- _Problem to work on_: Repeat the listing in full. Nothing may be added or left out.

[Collected data entries]
---

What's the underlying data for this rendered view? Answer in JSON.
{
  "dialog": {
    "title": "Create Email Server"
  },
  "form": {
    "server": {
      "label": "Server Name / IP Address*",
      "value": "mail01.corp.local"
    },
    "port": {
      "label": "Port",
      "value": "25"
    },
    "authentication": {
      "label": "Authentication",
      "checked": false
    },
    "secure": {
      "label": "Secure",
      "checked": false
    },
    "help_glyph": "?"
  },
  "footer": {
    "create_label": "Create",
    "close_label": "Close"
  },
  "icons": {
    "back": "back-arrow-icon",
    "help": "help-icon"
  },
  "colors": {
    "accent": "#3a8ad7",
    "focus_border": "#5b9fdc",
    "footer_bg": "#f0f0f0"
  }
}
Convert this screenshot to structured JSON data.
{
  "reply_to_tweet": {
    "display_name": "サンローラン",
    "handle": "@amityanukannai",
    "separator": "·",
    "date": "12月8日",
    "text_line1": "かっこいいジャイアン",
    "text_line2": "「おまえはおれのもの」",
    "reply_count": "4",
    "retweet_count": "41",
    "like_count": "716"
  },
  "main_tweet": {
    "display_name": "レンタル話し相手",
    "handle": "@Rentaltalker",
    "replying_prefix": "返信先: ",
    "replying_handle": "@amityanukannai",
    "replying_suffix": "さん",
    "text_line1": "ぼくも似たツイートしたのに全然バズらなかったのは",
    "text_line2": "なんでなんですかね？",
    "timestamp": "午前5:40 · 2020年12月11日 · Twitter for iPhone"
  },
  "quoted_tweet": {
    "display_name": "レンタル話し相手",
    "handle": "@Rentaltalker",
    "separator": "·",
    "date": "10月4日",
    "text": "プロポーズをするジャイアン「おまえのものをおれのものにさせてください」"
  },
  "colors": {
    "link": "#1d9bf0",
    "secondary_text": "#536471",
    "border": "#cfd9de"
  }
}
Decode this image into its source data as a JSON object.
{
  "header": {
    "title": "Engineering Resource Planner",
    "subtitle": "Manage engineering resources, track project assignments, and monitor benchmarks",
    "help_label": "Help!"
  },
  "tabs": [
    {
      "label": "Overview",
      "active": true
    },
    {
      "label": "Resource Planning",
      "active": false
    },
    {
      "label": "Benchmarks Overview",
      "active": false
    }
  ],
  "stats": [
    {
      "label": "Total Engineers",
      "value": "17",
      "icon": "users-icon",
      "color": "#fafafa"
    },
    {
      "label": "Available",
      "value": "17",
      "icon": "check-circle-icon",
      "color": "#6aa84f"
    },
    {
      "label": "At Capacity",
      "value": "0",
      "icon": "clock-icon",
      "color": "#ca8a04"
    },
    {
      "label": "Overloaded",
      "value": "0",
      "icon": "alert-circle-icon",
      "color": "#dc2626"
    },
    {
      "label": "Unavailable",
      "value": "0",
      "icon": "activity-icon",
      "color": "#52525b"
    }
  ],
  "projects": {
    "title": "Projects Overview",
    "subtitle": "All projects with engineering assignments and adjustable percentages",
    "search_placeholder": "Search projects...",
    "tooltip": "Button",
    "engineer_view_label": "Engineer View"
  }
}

---

- _Response_:
What's the underlying data for this rendered view? Answer in JSON.
{
  "dialog": {
    "title": "Create Email Server"
  },
  "form": {
    "server": {
      "label": "Server Name / IP Address*",
      "value": "mail01.corp.local"
    },
    "port": {
      "label": "Port",
      "value": "25"
    },
    "authentication": {
      "label": "Authentication",
      "checked": false
    },
    "secure": {
      "label": "Secure",
      "checked": false
    },
    "help_glyph": "?"
  },
  "footer": {
    "create_label": "Create",
    "close_label": "Close"
  },
  "icons": {
    "back": "back-arrow-icon",
    "help": "help-icon"
  },
  "colors": {
    "accent": "#3a8ad7",
    "focus_border": "#5b9fdc",
    "footer_bg": "#f0f0f0"
  }
}
Convert this screenshot to structured JSON data.
{
  "reply_to_tweet": {
    "display_name": "サンローラン",
    "handle": "@amityanukannai",
    "separator": "·",
    "date": "12月8日",
    "text_line1": "かっこいいジャイアン",
    "text_line2": "「おまえはおれのもの」",
    "reply_count": "4",
    "retweet_count": "41",
    "like_count": "716"
  },
  "main_tweet": {
    "display_name": "レンタル話し相手",
    "handle": "@Rentaltalker",
    "replying_prefix": "返信先: ",
    "replying_handle": "@amityanukannai",
    "replying_suffix": "さん",
    "text_line1": "ぼくも似たツイートしたのに全然バズらなかったのは",
    "text_line2": "なんでなんですかね？",
    "timestamp": "午前5:40 · 2020年12月11日 · Twitter for iPhone"
  },
  "quoted_tweet": {
    "display_name": "レンタル話し相手",
    "handle": "@Rentaltalker",
    "separator": "·",
    "date": "10月4日",
    "text": "プロポーズをするジャイアン「おまえのものをおれのものにさせてください」"
  },
  "colors": {
    "link": "#1d9bf0",
    "secondary_text": "#536471",
    "border": "#cfd9de"
  }
}
Decode this image into its source data as a JSON object.
{
  "header": {
    "title": "Engineering Resource Planner",
    "subtitle": "Manage engineering resources, track project assignments, and monitor benchmarks",
    "help_label": "Help!"
  },
  "tabs": [
    {
      "label": "Overview",
      "active": true
    },
    {
      "label": "Resource Planning",
      "active": false
    },
    {
      "label": "Benchmarks Overview",
      "active": false
    }
  ],
  "stats": [
    {
      "label": "Total Engineers",
      "value": "17",
      "icon": "users-icon",
      "color": "#fafafa"
    },
    {
      "label": "Available",
      "value": "17",
      "icon": "check-circle-icon",
      "color": "#6aa84f"
    },
    {
      "label": "At Capacity",
      "value": "0",
      "icon": "clock-icon",
      "color": "#ca8a04"
    },
    {
      "label": "Overloaded",
      "value": "0",
      "icon": "alert-circle-icon",
      "color": "#dc2626"
    },
    {
      "label": "Unavailable",
      "value": "0",
      "icon": "activity-icon",
      "color": "#52525b"
    }
  ],
  "projects": {
    "title": "Projects Overview",
    "subtitle": "All projects with engineering assignments and adjustable percentages",
    "search_placeholder": "Search projects...",
    "tooltip": "Button",
    "engineer_view_label": "Engineer View"
  }
}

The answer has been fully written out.